## EXERCISE GOAL:
Please give the data below again in full, exactly as it stands.

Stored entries
----------------

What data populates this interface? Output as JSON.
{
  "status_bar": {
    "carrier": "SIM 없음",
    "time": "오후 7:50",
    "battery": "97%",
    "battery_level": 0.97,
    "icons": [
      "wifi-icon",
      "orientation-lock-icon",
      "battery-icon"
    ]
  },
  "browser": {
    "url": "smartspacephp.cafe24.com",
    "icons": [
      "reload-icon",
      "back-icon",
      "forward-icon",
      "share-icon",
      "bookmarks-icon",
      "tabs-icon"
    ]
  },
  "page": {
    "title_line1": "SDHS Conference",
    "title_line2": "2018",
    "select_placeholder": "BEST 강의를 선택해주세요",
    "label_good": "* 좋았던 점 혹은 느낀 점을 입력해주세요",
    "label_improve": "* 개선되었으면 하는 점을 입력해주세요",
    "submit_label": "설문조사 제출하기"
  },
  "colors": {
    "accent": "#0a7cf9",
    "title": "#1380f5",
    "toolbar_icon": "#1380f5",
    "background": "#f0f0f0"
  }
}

----------------

## FULL RESPONSE:
What data populates this interface? Output as JSON.
{
  "status_bar": {
    "carrier": "SIM 없음",
    "time": "오후 7:50",
    "battery": "97%",
    "battery_level": 0.97,
    "icons": [
      "wifi-icon",
      "orientation-lock-icon",
      "battery-icon"
    ]
  },
  "browser": {
    "url": "smartspacephp.cafe24.com",
    "icons": [
      "reload-icon",
      "back-icon",
      "forward-icon",
      "share-icon",
      "bookmarks-icon",
      "tabs-icon"
    ]
  },
  "page": {
    "title_line1": "SDHS Conference",
    "title_line2": "2018",
    "select_placeholder": "BEST 강의를 선택해주세요",
    "label_good": "* 좋았던 점 혹은 느낀 점을 입력해주세요",
    "label_improve": "* 개선되었으면 하는 점을 입력해주세요",
    "submit_label": "설문조사 제출하기"
  },
  "colors": {
    "accent": "#0a7cf9",
    "title": "#1380f5",
    "toolbar_icon": "#1380f5",
    "background": "#f0f0f0"
  }
}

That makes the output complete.